6.4. A population diversity perspective should be incorporated into the basic training curriculum of all health care professionals and social workers, as well as in the continuing education of these professionals. It is important that such courses do not only focus on knowledge, but also on attitudes (cultural sensitivity, influence of prejudices, (subconscious) rejection of ethnic minority patients), and cross-cultural skills, in order to avoid stereotyping of ethic minorities. Intercultural communication training has to be included in all culture competence training programmes.
Inclusion of programmes dedicated to this subject in the training of health professionals has to be carefully thought about to be efficient, and should be offered in schools but also as continuing education throughout their careers, after having acquired some hands-on experience in the field and the ability to approach the topic more in depth. Enquiries should be done at the health professionals’ level too, in order to assess their needs, perceptions and problems with patients of different ethnic backgrounds.
6.5. Health professionals should be made aware of possible structural discrimination and racist practices in the health care system and their effects. They should be taught how to detect and address these issues within the health care system. In addition, they ought to be made aware of the effects of discrimination and racism experienced by ethnic minorities in society at large on the interaction of these groups with the health care system.
6.6. Exchange programmes with the countries of origin of the migrants should be encouraged, focusing on new migrants and refugees, following the experience of countries of southern Europe and their southern neighbours (Barcelona Declaration).
7. Development of a knowledge base on the health needs of multicultural populations and the health care they receive
Identifying ethnic minorities in research and administrative health data
7.1. Member states should develop strategies that allow for appropriate data collection on the health needs, health determinants and the health care received by multicultural populations.
7.2. Relevant data should be analysed and reported to influence policy and service designers, service evaluation and to allow for the development of strategies for the improvement of the quality of health care services in multicultural societies.
7.3. Strategies ought to be developed to avoid the abuse of data collected on ethnic minorities and their stigmatisation, and thus guarantee their safety.
Inclusion and proportional representation of ethnic minorities in research
7.4. Whenever relevant, member states should develop legislation which foster a true representation of ethnic minorities in clinical and health services research. In the case of research financed through public funds, researchers should be asked to provide an adequate scientific explanation whenever ethnic minorities are excluded.
7.5. Research data have to be analysed with the possible effects of (cultural) diversity kept in mind. In the presentation of the results, attention should be drawn to diversity issues that are relevant for the organisation of health care services.
7.6. Further research is needed to determine how and why ethnic health patterns and health care disparities occur, and to develop intervention strategies and to assess their impact. Where no adequate systems of monitoring of ethnic groups in the fields of health and health care exist, research will have to be conducted to provide information on the health status of ethnic minorities, their access to care and the existing health care disparities.
7.7. Further research is needed to fully exploit the potential role of civil society and to develop methods of preparatory training for interested citizens. University students should be encouraged to study these issues in their final study dissertation.

----

:: REQUIRED ACTIONS ::
**A)** Answer these questions from the health care recommendations:
(i) What must researchers on publicly funded studies provide whenever ethnic minorities are excluded?
(ii) Which declaration is named alongside the exchange programs with migrants' countries of origin?
(iii) In what piece of work should university students be encouraged to study these issues?
**B)** Does each statement agree with the health care recommendations? Answer yes or no, quoting the deciding words.
(i) Intercultural communication training should be part of every culture competence training program.
(ii) Programs on this subject should be offered only in schools.
(iii) Exchange programs with countries of origin should focus on long-established migrants.
The items below come from a separate source.

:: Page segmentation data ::
----

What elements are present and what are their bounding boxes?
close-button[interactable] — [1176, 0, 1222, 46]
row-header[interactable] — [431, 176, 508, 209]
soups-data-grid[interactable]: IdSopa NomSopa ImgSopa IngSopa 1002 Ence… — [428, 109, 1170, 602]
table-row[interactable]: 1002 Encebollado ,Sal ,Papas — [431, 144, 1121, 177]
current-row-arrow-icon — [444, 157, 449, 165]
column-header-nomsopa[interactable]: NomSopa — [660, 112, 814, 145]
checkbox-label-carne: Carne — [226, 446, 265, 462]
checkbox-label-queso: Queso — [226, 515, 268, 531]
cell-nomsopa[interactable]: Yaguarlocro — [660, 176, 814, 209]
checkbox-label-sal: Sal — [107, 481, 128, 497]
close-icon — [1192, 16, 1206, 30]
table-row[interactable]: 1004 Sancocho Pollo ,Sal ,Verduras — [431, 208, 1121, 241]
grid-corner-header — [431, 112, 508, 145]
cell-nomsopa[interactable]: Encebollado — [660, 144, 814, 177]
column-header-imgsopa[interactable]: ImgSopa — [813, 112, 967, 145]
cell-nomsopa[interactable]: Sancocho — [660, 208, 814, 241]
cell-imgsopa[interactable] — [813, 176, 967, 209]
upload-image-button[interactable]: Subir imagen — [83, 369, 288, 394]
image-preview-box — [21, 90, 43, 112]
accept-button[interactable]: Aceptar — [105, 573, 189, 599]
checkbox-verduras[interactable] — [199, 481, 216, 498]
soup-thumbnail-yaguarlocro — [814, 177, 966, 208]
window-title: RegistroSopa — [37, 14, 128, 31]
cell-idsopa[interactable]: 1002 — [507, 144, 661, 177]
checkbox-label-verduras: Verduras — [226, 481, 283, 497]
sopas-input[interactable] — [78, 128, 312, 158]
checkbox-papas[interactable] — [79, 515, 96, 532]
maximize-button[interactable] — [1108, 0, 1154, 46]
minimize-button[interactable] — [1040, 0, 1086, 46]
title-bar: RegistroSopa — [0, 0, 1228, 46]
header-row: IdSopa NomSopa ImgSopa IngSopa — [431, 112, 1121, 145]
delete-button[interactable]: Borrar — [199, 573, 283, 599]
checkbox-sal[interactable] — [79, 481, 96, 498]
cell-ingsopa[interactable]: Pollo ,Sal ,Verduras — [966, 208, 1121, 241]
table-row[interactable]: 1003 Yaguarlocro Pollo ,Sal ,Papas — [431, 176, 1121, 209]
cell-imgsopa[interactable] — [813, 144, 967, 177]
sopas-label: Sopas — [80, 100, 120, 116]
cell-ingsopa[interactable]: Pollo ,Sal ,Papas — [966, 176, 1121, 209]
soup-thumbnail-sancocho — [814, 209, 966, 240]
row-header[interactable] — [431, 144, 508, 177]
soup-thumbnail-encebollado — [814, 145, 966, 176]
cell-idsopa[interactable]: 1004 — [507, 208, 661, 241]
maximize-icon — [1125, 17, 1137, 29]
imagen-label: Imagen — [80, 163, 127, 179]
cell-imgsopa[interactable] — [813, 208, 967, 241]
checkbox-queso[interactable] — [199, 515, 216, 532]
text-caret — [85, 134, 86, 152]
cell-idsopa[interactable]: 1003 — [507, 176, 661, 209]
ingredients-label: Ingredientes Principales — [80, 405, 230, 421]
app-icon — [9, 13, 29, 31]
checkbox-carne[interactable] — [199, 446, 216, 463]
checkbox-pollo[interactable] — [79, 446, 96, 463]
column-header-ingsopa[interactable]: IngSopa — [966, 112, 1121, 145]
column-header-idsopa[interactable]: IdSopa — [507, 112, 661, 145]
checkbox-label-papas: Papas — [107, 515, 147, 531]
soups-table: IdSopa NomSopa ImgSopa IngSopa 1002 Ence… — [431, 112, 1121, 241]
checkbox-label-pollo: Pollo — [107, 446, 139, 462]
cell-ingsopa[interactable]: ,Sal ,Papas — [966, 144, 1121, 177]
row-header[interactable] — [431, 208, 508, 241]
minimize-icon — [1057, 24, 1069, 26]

----

:: SOLUTIONS TO THE EXERCISE ::
**A)**
(i) An adequate scientific explanation.
(ii) The Barcelona Declaration.
(iii) Their final study dissertation.

**B)**
(i) Yes: "Intercultural communication training has to be included in all culture competence training programmes."
(ii) No: "should be offered in schools but also as continuing education throughout their careers"
(iii) No: "focusing on new migrants and refugees"